TASK BRIEF
Your task is to output the data exactly as it stands.

RECORDS SHOWN
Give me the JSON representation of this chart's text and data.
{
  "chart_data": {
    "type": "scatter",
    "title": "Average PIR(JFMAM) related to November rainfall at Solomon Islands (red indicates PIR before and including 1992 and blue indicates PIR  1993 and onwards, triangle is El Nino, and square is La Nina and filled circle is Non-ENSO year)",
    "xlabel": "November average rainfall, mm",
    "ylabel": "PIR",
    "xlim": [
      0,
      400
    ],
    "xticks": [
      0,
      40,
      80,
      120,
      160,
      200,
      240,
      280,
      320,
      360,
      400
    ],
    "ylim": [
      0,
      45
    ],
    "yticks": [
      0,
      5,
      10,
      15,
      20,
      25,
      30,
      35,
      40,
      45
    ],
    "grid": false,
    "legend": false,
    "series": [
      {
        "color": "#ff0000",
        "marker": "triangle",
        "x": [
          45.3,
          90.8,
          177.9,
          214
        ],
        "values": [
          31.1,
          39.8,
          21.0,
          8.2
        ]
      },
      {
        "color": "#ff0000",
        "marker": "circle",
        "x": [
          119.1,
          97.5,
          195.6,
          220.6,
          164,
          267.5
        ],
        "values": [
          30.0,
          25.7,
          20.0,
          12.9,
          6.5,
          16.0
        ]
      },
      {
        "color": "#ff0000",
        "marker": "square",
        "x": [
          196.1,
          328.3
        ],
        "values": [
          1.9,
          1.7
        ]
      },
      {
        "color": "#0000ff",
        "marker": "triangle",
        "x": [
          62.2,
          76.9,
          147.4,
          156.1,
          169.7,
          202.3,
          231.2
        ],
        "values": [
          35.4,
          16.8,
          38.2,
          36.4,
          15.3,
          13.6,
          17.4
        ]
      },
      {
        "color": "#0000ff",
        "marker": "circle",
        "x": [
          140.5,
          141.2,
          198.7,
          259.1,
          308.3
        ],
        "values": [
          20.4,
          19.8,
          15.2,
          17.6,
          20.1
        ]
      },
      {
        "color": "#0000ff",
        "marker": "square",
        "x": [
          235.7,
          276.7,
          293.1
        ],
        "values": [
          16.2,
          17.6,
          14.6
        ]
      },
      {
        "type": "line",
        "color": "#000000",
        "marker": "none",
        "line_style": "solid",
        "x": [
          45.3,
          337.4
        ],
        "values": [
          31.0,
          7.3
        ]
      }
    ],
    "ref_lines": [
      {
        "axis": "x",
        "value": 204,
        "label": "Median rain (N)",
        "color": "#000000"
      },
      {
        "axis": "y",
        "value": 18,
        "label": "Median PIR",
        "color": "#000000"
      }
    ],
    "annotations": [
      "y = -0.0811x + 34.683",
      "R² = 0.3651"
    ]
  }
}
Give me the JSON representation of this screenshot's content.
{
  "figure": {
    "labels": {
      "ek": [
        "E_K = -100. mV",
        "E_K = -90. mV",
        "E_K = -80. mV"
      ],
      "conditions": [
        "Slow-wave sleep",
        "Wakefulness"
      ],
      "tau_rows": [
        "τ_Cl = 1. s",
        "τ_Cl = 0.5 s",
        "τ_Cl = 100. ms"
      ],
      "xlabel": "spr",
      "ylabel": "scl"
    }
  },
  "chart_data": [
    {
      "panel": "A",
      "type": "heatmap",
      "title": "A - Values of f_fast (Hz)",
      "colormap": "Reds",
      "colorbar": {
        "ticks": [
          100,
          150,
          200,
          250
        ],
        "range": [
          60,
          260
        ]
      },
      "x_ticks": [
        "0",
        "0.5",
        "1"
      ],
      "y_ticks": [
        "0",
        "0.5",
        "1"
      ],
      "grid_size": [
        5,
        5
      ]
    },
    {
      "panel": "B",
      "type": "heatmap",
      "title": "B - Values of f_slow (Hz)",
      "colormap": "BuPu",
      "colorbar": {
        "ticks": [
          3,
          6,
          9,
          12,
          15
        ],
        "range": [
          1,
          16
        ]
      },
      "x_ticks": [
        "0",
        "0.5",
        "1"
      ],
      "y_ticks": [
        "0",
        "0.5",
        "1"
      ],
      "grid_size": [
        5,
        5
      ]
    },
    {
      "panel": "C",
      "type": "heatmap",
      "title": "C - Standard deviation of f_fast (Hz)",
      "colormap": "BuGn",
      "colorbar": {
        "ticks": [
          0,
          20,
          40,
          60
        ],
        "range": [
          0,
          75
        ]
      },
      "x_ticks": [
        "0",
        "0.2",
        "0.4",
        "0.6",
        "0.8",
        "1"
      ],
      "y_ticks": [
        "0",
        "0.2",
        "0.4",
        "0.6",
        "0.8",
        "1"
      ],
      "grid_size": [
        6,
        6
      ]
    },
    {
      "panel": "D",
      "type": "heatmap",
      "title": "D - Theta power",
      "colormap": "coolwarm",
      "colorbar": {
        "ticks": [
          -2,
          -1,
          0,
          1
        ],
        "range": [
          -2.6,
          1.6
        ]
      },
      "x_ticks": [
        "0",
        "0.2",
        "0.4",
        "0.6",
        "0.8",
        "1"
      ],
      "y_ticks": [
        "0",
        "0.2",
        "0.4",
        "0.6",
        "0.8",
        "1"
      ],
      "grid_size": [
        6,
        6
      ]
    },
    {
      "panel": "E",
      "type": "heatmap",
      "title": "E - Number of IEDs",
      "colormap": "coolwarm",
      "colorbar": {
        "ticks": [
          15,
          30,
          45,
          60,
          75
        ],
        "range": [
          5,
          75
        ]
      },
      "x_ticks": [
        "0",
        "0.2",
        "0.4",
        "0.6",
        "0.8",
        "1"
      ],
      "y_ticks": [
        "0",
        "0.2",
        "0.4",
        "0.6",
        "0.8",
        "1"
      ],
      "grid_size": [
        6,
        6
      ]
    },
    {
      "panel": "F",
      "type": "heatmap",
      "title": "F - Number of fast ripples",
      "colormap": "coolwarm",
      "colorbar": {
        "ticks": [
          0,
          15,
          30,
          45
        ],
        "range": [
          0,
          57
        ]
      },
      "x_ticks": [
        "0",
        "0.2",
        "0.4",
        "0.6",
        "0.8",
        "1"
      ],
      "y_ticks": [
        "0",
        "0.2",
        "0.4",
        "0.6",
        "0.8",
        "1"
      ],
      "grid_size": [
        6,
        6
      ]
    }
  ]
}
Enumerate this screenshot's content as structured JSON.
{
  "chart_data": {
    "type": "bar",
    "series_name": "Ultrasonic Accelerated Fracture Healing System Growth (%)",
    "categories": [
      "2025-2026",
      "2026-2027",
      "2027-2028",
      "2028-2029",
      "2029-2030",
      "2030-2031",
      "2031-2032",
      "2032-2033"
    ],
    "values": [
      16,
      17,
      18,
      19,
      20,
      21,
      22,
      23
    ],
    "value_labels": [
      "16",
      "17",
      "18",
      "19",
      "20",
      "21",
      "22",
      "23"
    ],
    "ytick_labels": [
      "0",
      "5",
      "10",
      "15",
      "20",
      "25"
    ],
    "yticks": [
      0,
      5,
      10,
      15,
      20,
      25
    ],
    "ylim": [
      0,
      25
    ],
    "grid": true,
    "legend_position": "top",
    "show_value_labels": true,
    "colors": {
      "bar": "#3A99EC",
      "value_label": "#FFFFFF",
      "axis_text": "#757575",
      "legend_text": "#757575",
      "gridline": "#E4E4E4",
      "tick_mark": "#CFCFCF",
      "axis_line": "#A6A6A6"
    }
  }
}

EXPECTED ANSWER
Give me the JSON representation of this chart's text and data.
{
  "chart_data": {
    "type": "scatter",
    "title": "Average PIR(JFMAM) related to November rainfall at Solomon Islands (red indicates PIR before and including 1992 and blue indicates PIR  1993 and onwards, triangle is El Nino, and square is La Nina and filled circle is Non-ENSO year)",
    "xlabel": "November average rainfall, mm",
    "ylabel": "PIR",
    "xlim": [
      0,
      400
    ],
    "xticks": [
      0,
      40,
      80,
      120,
      160,
      200,
      240,
      280,
      320,
      360,
      400
    ],
    "ylim": [
      0,
      45
    ],
    "yticks": [
      0,
      5,
      10,
      15,
      20,
      25,
      30,
      35,
      40,
      45
    ],
    "grid": false,
    "legend": false,
    "series": [
      {
        "color": "#ff0000",
        "marker": "triangle",
        "x": [
          45.3,
          90.8,
          177.9,
          214
        ],
        "values": [
          31.1,
          39.8,
          21.0,
          8.2
        ]
      },
      {
        "color": "#ff0000",
        "marker": "circle",
        "x": [
          119.1,
          97.5,
          195.6,
          220.6,
          164,
          267.5
        ],
        "values": [
          30.0,
          25.7,
          20.0,
          12.9,
          6.5,
          16.0
        ]
      },
      {
        "color": "#ff0000",
        "marker": "square",
        "x": [
          196.1,
          328.3
        ],
        "values": [
          1.9,
          1.7
        ]
      },
      {
        "color": "#0000ff",
        "marker": "triangle",
        "x": [
          62.2,
          76.9,
          147.4,
          156.1,
          169.7,
          202.3,
          231.2
        ],
        "values": [
          35.4,
          16.8,
          38.2,
          36.4,
          15.3,
          13.6,
          17.4
        ]
      },
      {
        "color": "#0000ff",
        "marker": "circle",
        "x": [
          140.5,
          141.2,
          198.7,
          259.1,
          308.3
        ],
        "values": [
          20.4,
          19.8,
          15.2,
          17.6,
          20.1
        ]
      },
      {
        "color": "#0000ff",
        "marker": "square",
        "x": [
          235.7,
          276.7,
          293.1
        ],
        "values": [
          16.2,
          17.6,
          14.6
        ]
      },
      {
        "type": "line",
        "color": "#000000",
        "marker": "none",
        "line_style": "solid",
        "x": [
          45.3,
          337.4
        ],
        "values": [
          31.0,
          7.3
        ]
      }
    ],
    "ref_lines": [
      {
        "axis": "x",
        "value": 204,
        "label": "Median rain (N)",
        "color": "#000000"
      },
      {
        "axis": "y",
        "value": 18,
        "label": "Median PIR",
        "color": "#000000"
      }
    ],
    "annotations": [
      "y = -0.0811x + 34.683",
      "R² = 0.3651"
    ]
  }
}
Give me the JSON representation of this screenshot's content.
{
  "figure": {
    "labels": {
      "ek": [
        "E_K = -100. mV",
        "E_K = -90. mV",
        "E_K = -80. mV"
      ],
      "conditions": [
        "Slow-wave sleep",
        "Wakefulness"
      ],
      "tau_rows": [
        "τ_Cl = 1. s",
        "τ_Cl = 0.5 s",
        "τ_Cl = 100. ms"
      ],
      "xlabel": "spr",
      "ylabel": "scl"
    }
  },
  "chart_data": [
    {
      "panel": "A",
      "type": "heatmap",
      "title": "A - Values of f_fast (Hz)",
      "colormap": "Reds",
      "colorbar": {
        "ticks": [
          100,
          150,
          200,
          250
        ],
        "range": [
          60,
          260
        ]
      },
      "x_ticks": [
        "0",
        "0.5",
        "1"
      ],
      "y_ticks": [
        "0",
        "0.5",
        "1"
      ],
      "grid_size": [
        5,
        5
      ]
    },
    {
      "panel": "B",
      "type": "heatmap",
      "title": "B - Values of f_slow (Hz)",
      "colormap": "BuPu",
      "colorbar": {
        "ticks": [
          3,
          6,
          9,
          12,
          15
        ],
        "range": [
          1,
          16
        ]
      },
      "x_ticks": [
        "0",
        "0.5",
        "1"
      ],
      "y_ticks": [
        "0",
        "0.5",
        "1"
      ],
      "grid_size": [
        5,
        5
      ]
    },
    {
      "panel": "C",
      "type": "heatmap",
      "title": "C - Standard deviation of f_fast (Hz)",
      "colormap": "BuGn",
      "colorbar": {
        "ticks": [
          0,
          20,
          40,
          60
        ],
        "range": [
          0,
          75
        ]
      },
      "x_ticks": [
        "0",
        "0.2",
        "0.4",
        "0.6",
        "0.8",
        "1"
      ],
      "y_ticks": [
        "0",
        "0.2",
        "0.4",
        "0.6",
        "0.8",
        "1"
      ],
      "grid_size": [
        6,
        6
      ]
    },
    {
      "panel": "D",
      "type": "heatmap",
      "title": "D - Theta power",
      "colormap": "coolwarm",
      "colorbar": {
        "ticks": [
          -2,
          -1,
          0,
          1
        ],
        "range": [
          -2.6,
          1.6
        ]
      },
      "x_ticks": [
        "0",
        "0.2",
        "0.4",
        "0.6",
        "0.8",
        "1"
      ],
      "y_ticks": [
        "0",
        "0.2",
        "0.4",
        "0.6",
        "0.8",
        "1"
      ],
      "grid_size": [
        6,
        6
      ]
    },
    {
      "panel": "E",
      "type": "heatmap",
      "title": "E - Number of IEDs",
      "colormap": "coolwarm",
      "colorbar": {
        "ticks": [
          15,
          30,
          45,
          60,
          75
        ],
        "range": [
          5,
          75
        ]
      },
      "x_ticks": [
        "0",
        "0.2",
        "0.4",
        "0.6",
        "0.8",
        "1"
      ],
      "y_ticks": [
        "0",
        "0.2",
        "0.4",
        "0.6",
        "0.8",
        "1"
      ],
      "grid_size": [
        6,
        6
      ]
    },
    {
      "panel": "F",
      "type": "heatmap",
      "title": "F - Number of fast ripples",
      "colormap": "coolwarm",
      "colorbar": {
        "ticks": [
          0,
          15,
          30,
          45
        ],
        "range": [
          0,
          57
        ]
      },
      "x_ticks": [
        "0",
        "0.2",
        "0.4",
        "0.6",
        "0.8",
        "1"
      ],
      "y_ticks": [
        "0",
        "0.2",
        "0.4",
        "0.6",
        "0.8",
        "1"
      ],
      "grid_size": [
        6,
        6
      ]
    }
  ]
}
Enumerate this screenshot's content as structured JSON.
{
  "chart_data": {
    "type": "bar",
    "series_name": "Ultrasonic Accelerated Fracture Healing System Growth (%)",
    "categories": [
      "2025-2026",
      "2026-2027",
      "2027-2028",
      "2028-2029",
      "2029-2030",
      "2030-2031",
      "2031-2032",
      "2032-2033"
    ],
    "values": [
      16,
      17,
      18,
      19,
      20,
      21,
      22,
      23
    ],
    "value_labels": [
      "16",
      "17",
      "18",
      "19",
      "20",
      "21",
      "22",
      "23"
    ],
    "ytick_labels": [
      "0",
      "5",
      "10",
      "15",
      "20",
      "25"
    ],
    "yticks": [
      0,
      5,
      10,
      15,
      20,
      25
    ],
    "ylim": [
      0,
      25
    ],
    "grid": true,
    "legend_position": "top",
    "show_value_labels": true,
    "colors": {
      "bar": "#3A99EC",
      "value_label": "#FFFFFF",
      "axis_text": "#757575",
      "legend_text": "#757575",
      "gridline": "#E4E4E4",
      "tick_mark": "#CFCFCF",
      "axis_line": "#A6A6A6"
    }
  }
}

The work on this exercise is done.